>> Start SUPPLIED MATERIAL

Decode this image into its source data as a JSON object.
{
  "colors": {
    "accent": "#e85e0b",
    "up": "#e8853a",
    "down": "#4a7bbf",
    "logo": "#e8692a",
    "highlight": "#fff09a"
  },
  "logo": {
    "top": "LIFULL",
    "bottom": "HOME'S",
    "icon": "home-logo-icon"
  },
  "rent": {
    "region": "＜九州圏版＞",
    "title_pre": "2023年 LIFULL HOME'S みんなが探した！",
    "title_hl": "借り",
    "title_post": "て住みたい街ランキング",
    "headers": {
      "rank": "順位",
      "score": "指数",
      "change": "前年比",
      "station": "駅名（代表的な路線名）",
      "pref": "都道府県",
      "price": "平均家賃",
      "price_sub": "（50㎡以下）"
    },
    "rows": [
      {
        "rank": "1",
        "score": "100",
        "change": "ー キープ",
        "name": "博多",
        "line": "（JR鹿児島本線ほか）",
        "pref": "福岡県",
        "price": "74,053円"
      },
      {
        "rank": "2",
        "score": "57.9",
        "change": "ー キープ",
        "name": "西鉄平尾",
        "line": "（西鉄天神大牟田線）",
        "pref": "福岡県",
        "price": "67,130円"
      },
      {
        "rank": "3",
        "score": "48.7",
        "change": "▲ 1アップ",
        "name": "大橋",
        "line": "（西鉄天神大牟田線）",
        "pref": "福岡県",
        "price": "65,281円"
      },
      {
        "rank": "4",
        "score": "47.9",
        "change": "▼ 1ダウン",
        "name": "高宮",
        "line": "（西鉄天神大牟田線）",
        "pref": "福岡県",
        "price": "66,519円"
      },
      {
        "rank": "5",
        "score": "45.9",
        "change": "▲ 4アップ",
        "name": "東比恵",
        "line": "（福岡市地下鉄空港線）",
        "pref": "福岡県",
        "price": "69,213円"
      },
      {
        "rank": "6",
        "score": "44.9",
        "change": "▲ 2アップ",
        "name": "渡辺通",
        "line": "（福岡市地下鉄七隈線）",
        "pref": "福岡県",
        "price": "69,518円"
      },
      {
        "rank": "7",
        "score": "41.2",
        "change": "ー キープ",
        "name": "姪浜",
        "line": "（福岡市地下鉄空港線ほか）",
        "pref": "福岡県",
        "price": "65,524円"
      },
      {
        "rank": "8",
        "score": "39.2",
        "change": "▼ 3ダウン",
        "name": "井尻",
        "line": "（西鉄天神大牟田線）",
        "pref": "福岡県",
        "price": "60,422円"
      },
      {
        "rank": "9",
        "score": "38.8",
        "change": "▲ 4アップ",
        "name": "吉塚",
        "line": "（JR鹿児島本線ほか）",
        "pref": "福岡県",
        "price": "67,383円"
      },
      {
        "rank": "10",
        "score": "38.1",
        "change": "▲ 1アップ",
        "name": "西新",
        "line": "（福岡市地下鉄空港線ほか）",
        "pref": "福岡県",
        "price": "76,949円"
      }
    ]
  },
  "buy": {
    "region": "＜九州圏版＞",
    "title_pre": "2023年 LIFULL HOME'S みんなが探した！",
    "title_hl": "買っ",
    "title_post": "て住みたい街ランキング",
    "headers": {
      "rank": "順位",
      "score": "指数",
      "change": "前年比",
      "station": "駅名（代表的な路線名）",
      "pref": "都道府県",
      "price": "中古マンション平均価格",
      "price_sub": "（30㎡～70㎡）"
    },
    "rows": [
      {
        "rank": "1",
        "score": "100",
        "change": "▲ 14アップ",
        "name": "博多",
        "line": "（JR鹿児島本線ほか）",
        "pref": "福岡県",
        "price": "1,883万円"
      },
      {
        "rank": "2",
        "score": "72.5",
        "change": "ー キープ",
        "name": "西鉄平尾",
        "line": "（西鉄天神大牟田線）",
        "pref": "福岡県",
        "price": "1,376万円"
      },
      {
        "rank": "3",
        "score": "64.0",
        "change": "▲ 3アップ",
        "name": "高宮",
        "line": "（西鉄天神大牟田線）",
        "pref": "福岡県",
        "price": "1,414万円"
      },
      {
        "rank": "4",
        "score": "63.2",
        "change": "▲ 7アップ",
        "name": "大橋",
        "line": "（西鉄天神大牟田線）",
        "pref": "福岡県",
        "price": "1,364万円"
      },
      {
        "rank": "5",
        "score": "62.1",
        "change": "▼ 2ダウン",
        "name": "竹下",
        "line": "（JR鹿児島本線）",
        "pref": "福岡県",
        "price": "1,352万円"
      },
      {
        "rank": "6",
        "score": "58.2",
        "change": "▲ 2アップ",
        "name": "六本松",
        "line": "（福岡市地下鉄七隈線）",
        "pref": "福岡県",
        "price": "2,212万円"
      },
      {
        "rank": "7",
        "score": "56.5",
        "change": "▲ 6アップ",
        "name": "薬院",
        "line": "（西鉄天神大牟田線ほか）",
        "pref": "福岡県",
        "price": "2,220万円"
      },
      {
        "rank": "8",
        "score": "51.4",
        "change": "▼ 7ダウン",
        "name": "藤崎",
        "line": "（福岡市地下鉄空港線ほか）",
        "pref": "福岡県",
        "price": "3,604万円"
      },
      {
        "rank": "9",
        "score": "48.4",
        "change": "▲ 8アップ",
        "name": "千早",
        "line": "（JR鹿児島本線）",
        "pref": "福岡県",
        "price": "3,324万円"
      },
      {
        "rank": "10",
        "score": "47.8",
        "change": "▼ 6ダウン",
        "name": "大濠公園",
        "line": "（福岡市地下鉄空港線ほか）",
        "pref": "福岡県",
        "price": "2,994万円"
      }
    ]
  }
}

>> End SUPPLIED MATERIAL

_WHAT IS ASKED:_ Make an exact copy of every line in the data.

_WRITTEN ANSWER:_
Decode this image into its source data as a JSON object.
{
  "colors": {
    "accent": "#e85e0b",
    "up": "#e8853a",
    "down": "#4a7bbf",
    "logo": "#e8692a",
    "highlight": "#fff09a"
  },
  "logo": {
    "top": "LIFULL",
    "bottom": "HOME'S",
    "icon": "home-logo-icon"
  },
  "rent": {
    "region": "＜九州圏版＞",
    "title_pre": "2023年 LIFULL HOME'S みんなが探した！",
    "title_hl": "借り",
    "title_post": "て住みたい街ランキング",
    "headers": {
      "rank": "順位",
      "score": "指数",
      "change": "前年比",
      "station": "駅名（代表的な路線名）",
      "pref": "都道府県",
      "price": "平均家賃",
      "price_sub": "（50㎡以下）"
    },
    "rows": [
      {
        "rank": "1",
        "score": "100",
        "change": "ー キープ",
        "name": "博多",
        "line": "（JR鹿児島本線ほか）",
        "pref": "福岡県",
        "price": "74,053円"
      },
      {
        "rank": "2",
        "score": "57.9",
        "change": "ー キープ",
        "name": "西鉄平尾",
        "line": "（西鉄天神大牟田線）",
        "pref": "福岡県",
        "price": "67,130円"
      },
      {
        "rank": "3",
        "score": "48.7",
        "change": "▲ 1アップ",
        "name": "大橋",
        "line": "（西鉄天神大牟田線）",
        "pref": "福岡県",
        "price": "65,281円"
      },
      {
        "rank": "4",
        "score": "47.9",
        "change": "▼ 1ダウン",
        "name": "高宮",
        "line": "（西鉄天神大牟田線）",
        "pref": "福岡県",
        "price": "66,519円"
      },
      {
        "rank": "5",
        "score": "45.9",
        "change": "▲ 4アップ",
        "name": "東比恵",
        "line": "（福岡市地下鉄空港線）",
        "pref": "福岡県",
        "price": "69,213円"
      },
      {
        "rank": "6",
        "score": "44.9",
        "change": "▲ 2アップ",
        "name": "渡辺通",
        "line": "（福岡市地下鉄七隈線）",
        "pref": "福岡県",
        "price": "69,518円"
      },
      {
        "rank": "7",
        "score": "41.2",
        "change": "ー キープ",
        "name": "姪浜",
        "line": "（福岡市地下鉄空港線ほか）",
        "pref": "福岡県",
        "price": "65,524円"
      },
      {
        "rank": "8",
        "score": "39.2",
        "change": "▼ 3ダウン",
        "name": "井尻",
        "line": "（西鉄天神大牟田線）",
        "pref": "福岡県",
        "price": "60,422円"
      },
      {
        "rank": "9",
        "score": "38.8",
        "change": "▲ 4アップ",
        "name": "吉塚",
        "line": "（JR鹿児島本線ほか）",
        "pref": "福岡県",
        "price": "67,383円"
      },
      {
        "rank": "10",
        "score": "38.1",
        "change": "▲ 1アップ",
        "name": "西新",
        "line": "（福岡市地下鉄空港線ほか）",
        "pref": "福岡県",
        "price": "76,949円"
      }
    ]
  },
  "buy": {
    "region": "＜九州圏版＞",
    "title_pre": "2023年 LIFULL HOME'S みんなが探した！",
    "title_hl": "買っ",
    "title_post": "て住みたい街ランキング",
    "headers": {
      "rank": "順位",
      "score": "指数",
      "change": "前年比",
      "station": "駅名（代表的な路線名）",
      "pref": "都道府県",
      "price": "中古マンション平均価格",
      "price_sub": "（30㎡～70㎡）"
    },
    "rows": [
      {
        "rank": "1",
        "score": "100",
        "change": "▲ 14アップ",
        "name": "博多",
        "line": "（JR鹿児島本線ほか）",
        "pref": "福岡県",
        "price": "1,883万円"
      },
      {
        "rank": "2",
        "score": "72.5",
        "change": "ー キープ",
        "name": "西鉄平尾",
        "line": "（西鉄天神大牟田線）",
        "pref": "福岡県",
        "price": "1,376万円"
      },
      {
        "rank": "3",
        "score": "64.0",
        "change": "▲ 3アップ",
        "name": "高宮",
        "line": "（西鉄天神大牟田線）",
        "pref": "福岡県",
        "price": "1,414万円"
      },
      {
        "rank": "4",
        "score": "63.2",
        "change": "▲ 7アップ",
        "name": "大橋",
        "line": "（西鉄天神大牟田線）",
        "pref": "福岡県",
        "price": "1,364万円"
      },
      {
        "rank": "5",
        "score": "62.1",
        "change": "▼ 2ダウン",
        "name": "竹下",
        "line": "（JR鹿児島本線）",
        "pref": "福岡県",
        "price": "1,352万円"
      },
      {
        "rank": "6",
        "score": "58.2",
        "change": "▲ 2アップ",
        "name": "六本松",
        "line": "（福岡市地下鉄七隈線）",
        "pref": "福岡県",
        "price": "2,212万円"
      },
      {
        "rank": "7",
        "score": "56.5",
        "change": "▲ 6アップ",
        "name": "薬院",
        "line": "（西鉄天神大牟田線ほか）",
        "pref": "福岡県",
        "price": "2,220万円"
      },
      {
        "rank": "8",
        "score": "51.4",
        "change": "▼ 7ダウン",
        "name": "藤崎",
        "line": "（福岡市地下鉄空港線ほか）",
        "pref": "福岡県",
        "price": "3,604万円"
      },
      {
        "rank": "9",
        "score": "48.4",
        "change": "▲ 8アップ",
        "name": "千早",
        "line": "（JR鹿児島本線）",
        "pref": "福岡県",
        "price": "3,324万円"
      },
      {
        "rank": "10",
        "score": "47.8",
        "change": "▼ 6ダウン",
        "name": "大濠公園",
        "line": "（福岡市地下鉄空港線ほか）",
        "pref": "福岡県",
        "price": "2,994万円"
      }
    ]
  }
}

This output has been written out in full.